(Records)
———

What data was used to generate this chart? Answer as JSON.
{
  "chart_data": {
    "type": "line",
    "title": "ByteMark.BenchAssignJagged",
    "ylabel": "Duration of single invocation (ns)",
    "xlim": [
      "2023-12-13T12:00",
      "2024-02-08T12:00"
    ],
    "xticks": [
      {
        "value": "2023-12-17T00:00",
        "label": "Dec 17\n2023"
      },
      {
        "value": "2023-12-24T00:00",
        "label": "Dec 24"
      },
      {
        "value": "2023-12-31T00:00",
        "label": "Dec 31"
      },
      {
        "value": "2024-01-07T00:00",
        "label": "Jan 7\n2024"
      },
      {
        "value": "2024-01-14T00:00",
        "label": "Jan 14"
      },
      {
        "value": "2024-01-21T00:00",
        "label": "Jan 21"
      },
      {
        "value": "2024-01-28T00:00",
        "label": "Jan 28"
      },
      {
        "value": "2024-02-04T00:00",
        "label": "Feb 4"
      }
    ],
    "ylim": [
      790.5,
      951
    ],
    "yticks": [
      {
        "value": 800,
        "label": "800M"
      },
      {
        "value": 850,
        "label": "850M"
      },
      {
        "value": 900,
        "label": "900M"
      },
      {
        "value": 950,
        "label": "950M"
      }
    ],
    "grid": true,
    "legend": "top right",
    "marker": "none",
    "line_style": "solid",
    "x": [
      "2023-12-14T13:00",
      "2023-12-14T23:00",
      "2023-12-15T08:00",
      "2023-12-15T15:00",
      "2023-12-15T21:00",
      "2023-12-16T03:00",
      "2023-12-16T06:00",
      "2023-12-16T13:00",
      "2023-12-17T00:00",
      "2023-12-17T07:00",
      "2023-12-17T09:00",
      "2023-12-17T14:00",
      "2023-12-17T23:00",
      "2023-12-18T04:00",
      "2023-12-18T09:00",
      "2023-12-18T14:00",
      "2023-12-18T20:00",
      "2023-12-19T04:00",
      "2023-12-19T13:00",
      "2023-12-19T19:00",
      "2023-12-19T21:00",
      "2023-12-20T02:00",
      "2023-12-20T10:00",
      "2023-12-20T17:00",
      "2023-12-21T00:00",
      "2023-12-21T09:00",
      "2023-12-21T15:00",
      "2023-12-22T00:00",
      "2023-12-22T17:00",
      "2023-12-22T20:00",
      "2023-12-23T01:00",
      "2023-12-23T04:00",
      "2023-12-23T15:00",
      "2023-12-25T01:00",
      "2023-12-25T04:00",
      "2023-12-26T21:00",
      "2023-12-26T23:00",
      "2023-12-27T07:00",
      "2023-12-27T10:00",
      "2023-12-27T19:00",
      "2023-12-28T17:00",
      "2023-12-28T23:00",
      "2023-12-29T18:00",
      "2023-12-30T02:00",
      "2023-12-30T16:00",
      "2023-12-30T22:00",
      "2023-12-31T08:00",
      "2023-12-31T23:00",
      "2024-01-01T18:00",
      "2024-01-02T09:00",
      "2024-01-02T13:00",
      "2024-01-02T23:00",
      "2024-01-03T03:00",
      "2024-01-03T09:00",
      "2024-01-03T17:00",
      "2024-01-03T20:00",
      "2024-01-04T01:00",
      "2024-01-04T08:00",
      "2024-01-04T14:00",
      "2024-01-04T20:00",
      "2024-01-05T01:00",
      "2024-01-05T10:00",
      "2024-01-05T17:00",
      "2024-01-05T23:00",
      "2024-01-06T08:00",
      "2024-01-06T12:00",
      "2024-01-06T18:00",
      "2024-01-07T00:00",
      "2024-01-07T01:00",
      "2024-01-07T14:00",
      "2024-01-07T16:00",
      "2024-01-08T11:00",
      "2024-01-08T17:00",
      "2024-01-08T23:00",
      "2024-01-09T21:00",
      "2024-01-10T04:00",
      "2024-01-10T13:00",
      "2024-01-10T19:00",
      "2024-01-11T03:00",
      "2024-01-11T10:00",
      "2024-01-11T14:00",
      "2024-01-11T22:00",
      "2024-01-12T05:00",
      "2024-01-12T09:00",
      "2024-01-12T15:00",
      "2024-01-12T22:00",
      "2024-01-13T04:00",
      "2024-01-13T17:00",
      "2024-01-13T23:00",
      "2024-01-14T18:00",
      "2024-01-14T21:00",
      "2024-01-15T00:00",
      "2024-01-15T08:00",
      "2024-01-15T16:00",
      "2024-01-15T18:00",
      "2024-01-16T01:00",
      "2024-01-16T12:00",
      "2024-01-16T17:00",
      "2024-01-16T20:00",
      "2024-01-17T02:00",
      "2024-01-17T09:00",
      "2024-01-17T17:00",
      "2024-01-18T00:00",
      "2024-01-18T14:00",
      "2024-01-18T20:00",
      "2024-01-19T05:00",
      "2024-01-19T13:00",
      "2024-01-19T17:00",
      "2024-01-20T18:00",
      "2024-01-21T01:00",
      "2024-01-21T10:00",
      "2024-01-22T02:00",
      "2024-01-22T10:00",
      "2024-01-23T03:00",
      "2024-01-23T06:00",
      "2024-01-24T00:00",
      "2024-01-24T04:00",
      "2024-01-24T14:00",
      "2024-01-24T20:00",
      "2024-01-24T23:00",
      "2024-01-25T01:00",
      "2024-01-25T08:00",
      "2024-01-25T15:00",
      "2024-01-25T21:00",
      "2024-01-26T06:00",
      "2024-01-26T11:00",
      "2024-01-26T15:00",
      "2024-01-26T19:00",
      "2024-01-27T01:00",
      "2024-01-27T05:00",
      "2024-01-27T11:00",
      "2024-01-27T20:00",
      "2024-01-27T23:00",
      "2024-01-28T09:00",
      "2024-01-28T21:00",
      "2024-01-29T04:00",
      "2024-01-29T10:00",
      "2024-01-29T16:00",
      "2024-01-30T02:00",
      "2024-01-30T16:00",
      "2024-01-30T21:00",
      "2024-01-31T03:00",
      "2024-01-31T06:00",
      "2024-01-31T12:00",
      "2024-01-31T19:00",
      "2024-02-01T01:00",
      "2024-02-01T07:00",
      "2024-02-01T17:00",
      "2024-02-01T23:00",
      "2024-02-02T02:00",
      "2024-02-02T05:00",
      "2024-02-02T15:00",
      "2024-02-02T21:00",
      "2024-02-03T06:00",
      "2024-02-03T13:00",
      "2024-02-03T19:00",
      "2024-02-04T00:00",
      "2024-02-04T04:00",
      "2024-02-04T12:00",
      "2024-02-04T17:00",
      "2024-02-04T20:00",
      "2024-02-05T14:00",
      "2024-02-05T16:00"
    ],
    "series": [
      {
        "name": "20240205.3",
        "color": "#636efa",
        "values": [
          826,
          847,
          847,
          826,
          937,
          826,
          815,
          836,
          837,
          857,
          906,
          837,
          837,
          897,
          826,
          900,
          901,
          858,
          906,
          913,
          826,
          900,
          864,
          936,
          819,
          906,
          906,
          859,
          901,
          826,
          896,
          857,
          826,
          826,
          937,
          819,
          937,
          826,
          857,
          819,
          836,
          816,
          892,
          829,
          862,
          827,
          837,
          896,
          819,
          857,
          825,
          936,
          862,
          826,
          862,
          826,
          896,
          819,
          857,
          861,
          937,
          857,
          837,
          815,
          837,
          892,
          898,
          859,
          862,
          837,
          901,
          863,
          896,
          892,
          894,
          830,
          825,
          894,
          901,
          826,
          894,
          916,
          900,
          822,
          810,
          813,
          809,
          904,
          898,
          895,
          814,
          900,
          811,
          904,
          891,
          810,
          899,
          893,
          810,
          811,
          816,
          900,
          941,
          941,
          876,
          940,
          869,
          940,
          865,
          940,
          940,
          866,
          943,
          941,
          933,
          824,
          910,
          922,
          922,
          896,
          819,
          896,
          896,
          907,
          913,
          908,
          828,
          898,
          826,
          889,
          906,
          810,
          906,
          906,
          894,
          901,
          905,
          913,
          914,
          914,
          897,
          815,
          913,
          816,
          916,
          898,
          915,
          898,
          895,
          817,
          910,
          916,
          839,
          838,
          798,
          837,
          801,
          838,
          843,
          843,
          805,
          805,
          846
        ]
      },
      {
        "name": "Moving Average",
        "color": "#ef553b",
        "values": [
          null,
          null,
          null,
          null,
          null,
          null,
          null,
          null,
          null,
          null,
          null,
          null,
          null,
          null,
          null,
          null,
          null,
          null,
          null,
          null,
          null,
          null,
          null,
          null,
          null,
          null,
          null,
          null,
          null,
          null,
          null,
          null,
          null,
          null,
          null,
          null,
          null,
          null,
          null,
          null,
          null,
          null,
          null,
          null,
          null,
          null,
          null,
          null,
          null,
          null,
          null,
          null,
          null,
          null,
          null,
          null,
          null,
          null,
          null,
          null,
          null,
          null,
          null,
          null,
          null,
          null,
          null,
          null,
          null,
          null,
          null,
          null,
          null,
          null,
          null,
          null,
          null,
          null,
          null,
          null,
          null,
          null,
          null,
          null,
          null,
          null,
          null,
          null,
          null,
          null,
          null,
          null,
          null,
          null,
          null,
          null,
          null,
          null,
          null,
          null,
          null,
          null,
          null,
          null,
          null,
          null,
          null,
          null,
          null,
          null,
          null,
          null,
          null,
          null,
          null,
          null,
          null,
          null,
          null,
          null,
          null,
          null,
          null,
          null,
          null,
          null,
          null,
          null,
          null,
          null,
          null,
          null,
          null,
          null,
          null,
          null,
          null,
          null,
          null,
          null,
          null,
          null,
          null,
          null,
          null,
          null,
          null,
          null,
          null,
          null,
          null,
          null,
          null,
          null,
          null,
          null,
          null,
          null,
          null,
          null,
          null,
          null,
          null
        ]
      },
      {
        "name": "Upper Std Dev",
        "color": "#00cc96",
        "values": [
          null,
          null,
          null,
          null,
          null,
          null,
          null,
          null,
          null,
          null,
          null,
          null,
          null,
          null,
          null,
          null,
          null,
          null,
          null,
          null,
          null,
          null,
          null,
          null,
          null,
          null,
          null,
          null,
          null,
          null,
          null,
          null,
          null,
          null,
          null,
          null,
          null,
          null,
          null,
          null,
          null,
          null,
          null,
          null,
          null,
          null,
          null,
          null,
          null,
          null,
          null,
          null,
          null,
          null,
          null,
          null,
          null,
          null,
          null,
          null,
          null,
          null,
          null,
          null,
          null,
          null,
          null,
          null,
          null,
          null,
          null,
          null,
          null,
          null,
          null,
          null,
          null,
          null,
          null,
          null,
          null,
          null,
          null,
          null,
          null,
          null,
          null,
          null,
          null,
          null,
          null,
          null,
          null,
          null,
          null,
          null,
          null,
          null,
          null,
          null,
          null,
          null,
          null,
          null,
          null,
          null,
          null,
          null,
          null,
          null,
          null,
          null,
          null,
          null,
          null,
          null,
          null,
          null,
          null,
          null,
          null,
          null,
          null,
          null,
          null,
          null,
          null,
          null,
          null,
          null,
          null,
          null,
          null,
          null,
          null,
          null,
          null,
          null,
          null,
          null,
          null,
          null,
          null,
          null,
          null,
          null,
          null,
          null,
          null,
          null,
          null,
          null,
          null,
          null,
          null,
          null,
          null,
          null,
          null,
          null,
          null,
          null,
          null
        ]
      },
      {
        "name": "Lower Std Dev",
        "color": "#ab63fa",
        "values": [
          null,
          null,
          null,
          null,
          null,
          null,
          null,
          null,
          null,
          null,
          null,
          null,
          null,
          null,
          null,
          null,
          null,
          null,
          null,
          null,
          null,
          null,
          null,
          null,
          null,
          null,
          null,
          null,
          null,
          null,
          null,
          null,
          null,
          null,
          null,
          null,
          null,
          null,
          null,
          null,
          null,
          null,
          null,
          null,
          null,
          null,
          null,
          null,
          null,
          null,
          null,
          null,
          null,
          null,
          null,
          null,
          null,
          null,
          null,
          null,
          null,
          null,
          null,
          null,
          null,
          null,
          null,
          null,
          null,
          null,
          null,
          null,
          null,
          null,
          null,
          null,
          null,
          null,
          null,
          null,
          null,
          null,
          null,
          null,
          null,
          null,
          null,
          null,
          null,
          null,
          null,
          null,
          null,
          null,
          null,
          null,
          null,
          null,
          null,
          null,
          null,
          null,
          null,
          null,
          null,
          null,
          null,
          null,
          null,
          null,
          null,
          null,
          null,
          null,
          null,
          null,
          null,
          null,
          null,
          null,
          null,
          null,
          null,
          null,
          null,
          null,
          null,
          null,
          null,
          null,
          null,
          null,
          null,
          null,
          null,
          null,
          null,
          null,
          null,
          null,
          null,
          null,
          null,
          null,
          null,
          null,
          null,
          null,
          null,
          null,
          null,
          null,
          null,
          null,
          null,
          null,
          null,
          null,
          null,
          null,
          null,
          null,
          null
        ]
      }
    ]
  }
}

———

PROBLEM TO WORK ON - Copy out each line of the entries that holds "color".

EXERCISE ANSWER -
        "color": "#636efa",
        "color": "#ef553b",
        "color": "#00cc96",
        "color": "#ab63fa",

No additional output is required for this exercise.